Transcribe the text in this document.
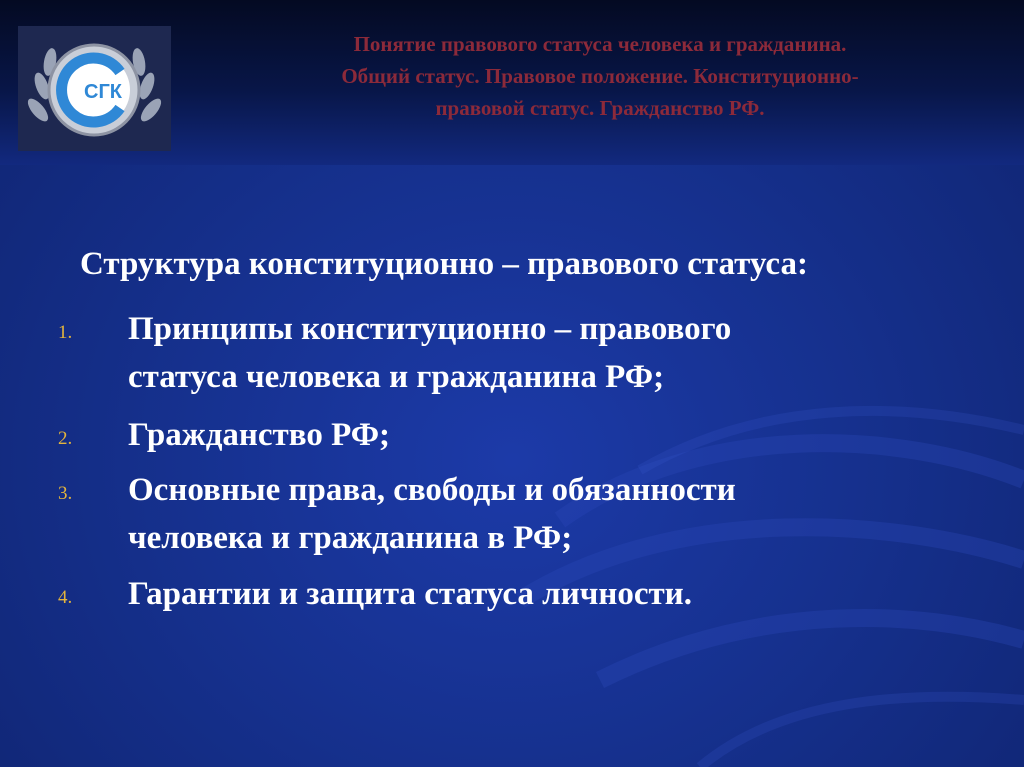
СГК
Понятие правового статуса человека и гражданина.
Общий статус. Правовое положение. Конституционно-
правовой статус. Гражданство РФ.
Структура конституционно – правового статуса:
1. Принципы конституционно – правового
статуса человека и гражданина РФ;
2. Гражданство РФ;
3. Основные права, свободы и обязанности
человека и гражданина в РФ;
4. Гарантии и защита статуса личности.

+ + + + + + +

### Job
Pull every line holding "Гражданство" out of the records.

### Task solution
правовой статус. Гражданство РФ.
2. Гражданство РФ;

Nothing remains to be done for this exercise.